#### Records for the task

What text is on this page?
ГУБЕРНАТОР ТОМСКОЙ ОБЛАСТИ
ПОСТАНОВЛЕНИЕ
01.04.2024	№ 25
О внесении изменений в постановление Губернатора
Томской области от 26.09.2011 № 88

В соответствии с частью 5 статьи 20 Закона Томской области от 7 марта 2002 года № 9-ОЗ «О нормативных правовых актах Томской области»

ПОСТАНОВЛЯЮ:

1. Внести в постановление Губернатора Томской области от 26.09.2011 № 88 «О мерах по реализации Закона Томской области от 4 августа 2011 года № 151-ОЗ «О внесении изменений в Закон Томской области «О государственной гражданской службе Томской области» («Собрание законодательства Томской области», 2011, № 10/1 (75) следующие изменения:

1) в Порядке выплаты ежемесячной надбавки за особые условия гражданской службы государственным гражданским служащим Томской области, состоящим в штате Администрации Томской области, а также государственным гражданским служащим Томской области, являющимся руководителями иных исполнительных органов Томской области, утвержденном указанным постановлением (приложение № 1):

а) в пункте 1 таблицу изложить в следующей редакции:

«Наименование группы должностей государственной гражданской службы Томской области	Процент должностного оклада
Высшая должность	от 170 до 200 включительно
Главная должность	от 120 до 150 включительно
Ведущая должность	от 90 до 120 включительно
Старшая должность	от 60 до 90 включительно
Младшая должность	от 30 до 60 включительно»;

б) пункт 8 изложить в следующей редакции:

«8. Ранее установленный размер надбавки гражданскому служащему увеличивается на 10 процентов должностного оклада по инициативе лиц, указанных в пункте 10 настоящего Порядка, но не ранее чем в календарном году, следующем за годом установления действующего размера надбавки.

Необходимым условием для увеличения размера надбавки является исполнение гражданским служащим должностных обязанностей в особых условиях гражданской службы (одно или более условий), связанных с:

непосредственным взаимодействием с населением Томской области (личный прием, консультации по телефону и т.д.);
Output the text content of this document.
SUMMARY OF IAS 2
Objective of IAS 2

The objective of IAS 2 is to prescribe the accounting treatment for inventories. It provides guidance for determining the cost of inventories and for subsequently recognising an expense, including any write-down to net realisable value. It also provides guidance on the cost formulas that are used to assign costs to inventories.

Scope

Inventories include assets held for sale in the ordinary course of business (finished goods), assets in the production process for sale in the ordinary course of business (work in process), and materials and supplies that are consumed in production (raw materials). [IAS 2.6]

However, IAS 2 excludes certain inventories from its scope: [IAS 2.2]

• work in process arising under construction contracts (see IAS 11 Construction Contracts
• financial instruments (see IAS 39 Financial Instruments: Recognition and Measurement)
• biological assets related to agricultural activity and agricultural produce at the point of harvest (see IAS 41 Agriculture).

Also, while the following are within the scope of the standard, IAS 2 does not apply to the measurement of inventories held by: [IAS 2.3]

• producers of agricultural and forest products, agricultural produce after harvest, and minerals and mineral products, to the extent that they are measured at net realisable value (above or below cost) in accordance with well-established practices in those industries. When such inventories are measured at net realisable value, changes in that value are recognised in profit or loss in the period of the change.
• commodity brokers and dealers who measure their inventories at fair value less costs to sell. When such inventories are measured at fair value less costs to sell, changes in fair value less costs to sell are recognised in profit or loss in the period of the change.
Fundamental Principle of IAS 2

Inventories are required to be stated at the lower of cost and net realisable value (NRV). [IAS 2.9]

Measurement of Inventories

########

Aim of the exercise:
Each of the records should be retyped exactly.

Written reply:
What text is on this page?
ГУБЕРНАТОР ТОМСКОЙ ОБЛАСТИ
ПОСТАНОВЛЕНИЕ
01.04.2024	№ 25
О внесении изменений в постановление Губернатора
Томской области от 26.09.2011 № 88

В соответствии с частью 5 статьи 20 Закона Томской области от 7 марта 2002 года № 9-ОЗ «О нормативных правовых актах Томской области»

ПОСТАНОВЛЯЮ:

1. Внести в постановление Губернатора Томской области от 26.09.2011 № 88 «О мерах по реализации Закона Томской области от 4 августа 2011 года № 151-ОЗ «О внесении изменений в Закон Томской области «О государственной гражданской службе Томской области» («Собрание законодательства Томской области», 2011, № 10/1 (75) следующие изменения:

1) в Порядке выплаты ежемесячной надбавки за особые условия гражданской службы государственным гражданским служащим Томской области, состоящим в штате Администрации Томской области, а также государственным гражданским служащим Томской области, являющимся руководителями иных исполнительных органов Томской области, утвержденном указанным постановлением (приложение № 1):

а) в пункте 1 таблицу изложить в следующей редакции:

«Наименование группы должностей государственной гражданской службы Томской области	Процент должностного оклада
Высшая должность	от 170 до 200 включительно
Главная должность	от 120 до 150 включительно
Ведущая должность	от 90 до 120 включительно
Старшая должность	от 60 до 90 включительно
Младшая должность	от 30 до 60 включительно»;

б) пункт 8 изложить в следующей редакции:

«8. Ранее установленный размер надбавки гражданскому служащему увеличивается на 10 процентов должностного оклада по инициативе лиц, указанных в пункте 10 настоящего Порядка, но не ранее чем в календарном году, следующем за годом установления действующего размера надбавки.

Необходимым условием для увеличения размера надбавки является исполнение гражданским служащим должностных обязанностей в особых условиях гражданской службы (одно или более условий), связанных с:

непосредственным взаимодействием с населением Томской области (личный прием, консультации по телефону и т.д.);
Output the text content of this document.
SUMMARY OF IAS 2
Objective of IAS 2

The objective of IAS 2 is to prescribe the accounting treatment for inventories. It provides guidance for determining the cost of inventories and for subsequently recognising an expense, including any write-down to net realisable value. It also provides guidance on the cost formulas that are used to assign costs to inventories.

Scope

Inventories include assets held for sale in the ordinary course of business (finished goods), assets in the production process for sale in the ordinary course of business (work in process), and materials and supplies that are consumed in production (raw materials). [IAS 2.6]

However, IAS 2 excludes certain inventories from its scope: [IAS 2.2]

• work in process arising under construction contracts (see IAS 11 Construction Contracts
• financial instruments (see IAS 39 Financial Instruments: Recognition and Measurement)
• biological assets related to agricultural activity and agricultural produce at the point of harvest (see IAS 41 Agriculture).

Also, while the following are within the scope of the standard, IAS 2 does not apply to the measurement of inventories held by: [IAS 2.3]

• producers of agricultural and forest products, agricultural produce after harvest, and minerals and mineral products, to the extent that they are measured at net realisable value (above or below cost) in accordance with well-established practices in those industries. When such inventories are measured at net realisable value, changes in that value are recognised in profit or loss in the period of the change.
• commodity brokers and dealers who measure their inventories at fair value less costs to sell. When such inventories are measured at fair value less costs to sell, changes in fair value less costs to sell are recognised in profit or loss in the period of the change.
Fundamental Principle of IAS 2

Inventories are required to be stated at the lower of cost and net realisable value (NRV). [IAS 2.9]

Measurement of Inventories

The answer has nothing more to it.